===== Provided data =====

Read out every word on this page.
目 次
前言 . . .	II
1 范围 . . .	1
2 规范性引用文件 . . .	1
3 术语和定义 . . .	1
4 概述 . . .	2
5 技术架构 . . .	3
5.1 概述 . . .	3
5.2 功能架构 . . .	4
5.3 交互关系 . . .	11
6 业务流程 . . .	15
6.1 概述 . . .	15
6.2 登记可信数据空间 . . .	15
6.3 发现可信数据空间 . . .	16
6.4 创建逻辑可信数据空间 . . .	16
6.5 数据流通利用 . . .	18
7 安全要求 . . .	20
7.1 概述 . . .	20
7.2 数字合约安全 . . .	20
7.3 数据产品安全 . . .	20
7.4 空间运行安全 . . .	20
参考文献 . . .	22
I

=====

__Instructions for the task__
Above are some records; extract every one of them exactly.

__Exercise output__
Read out every word on this page.
目 次
前言 . . .	II
1 范围 . . .	1
2 规范性引用文件 . . .	1
3 术语和定义 . . .	1
4 概述 . . .	2
5 技术架构 . . .	3
5.1 概述 . . .	3
5.2 功能架构 . . .	4
5.3 交互关系 . . .	11
6 业务流程 . . .	15
6.1 概述 . . .	15
6.2 登记可信数据空间 . . .	15
6.3 发现可信数据空间 . . .	16
6.4 创建逻辑可信数据空间 . . .	16
6.5 数据流通利用 . . .	18
7 安全要求 . . .	20
7.1 概述 . . .	20
7.2 数字合约安全 . . .	20
7.3 数据产品安全 . . .	20
7.4 空间运行安全 . . .	20
参考文献 . . .	22
I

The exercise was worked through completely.